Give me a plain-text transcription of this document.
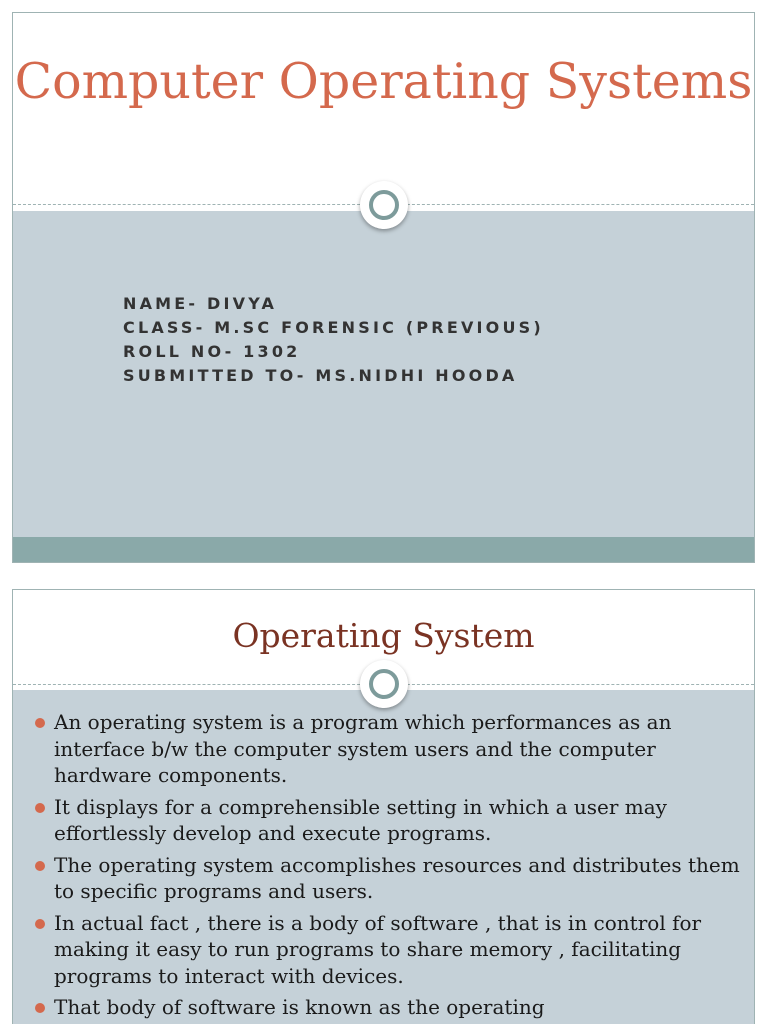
Computer Operating Systems
NAME- DIVYA
CLASS- M.SC FORENSIC (PREVIOUS)
ROLL NO- 1302
SUBMITTED TO- MS.NIDHI HOODA
Operating System
An operating system is a program which performances as an interface b/w the computer system users and the computer hardware components.
It displays for a comprehensible setting in which a user may effortlessly develop and execute programs.
The operating system accomplishes resources and distributes them to specific programs and users.
In actual fact , there is a body of software , that is in control for making it easy to run programs to share memory , facilitating programs to interact with devices.
That body of software is known as the operating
##########
**Problem to work on:** The listing above needs to be output again exactly. Don't include the pictures.

**Solution to this exercise:**
Give me a plain-text transcription of this document.
Computer Operating Systems
NAME- DIVYA
CLASS- M.SC FORENSIC (PREVIOUS)
ROLL NO- 1302
SUBMITTED TO- MS.NIDHI HOODA
Operating System
An operating system is a program which performances as an interface b/w the computer system users and the computer hardware components.
It displays for a comprehensible setting in which a user may effortlessly develop and execute programs.
The operating system accomplishes resources and distributes them to specific programs and users.
In actual fact , there is a body of software , that is in control for making it easy to run programs to share memory , facilitating programs to interact with devices.
That body of software is known as the operating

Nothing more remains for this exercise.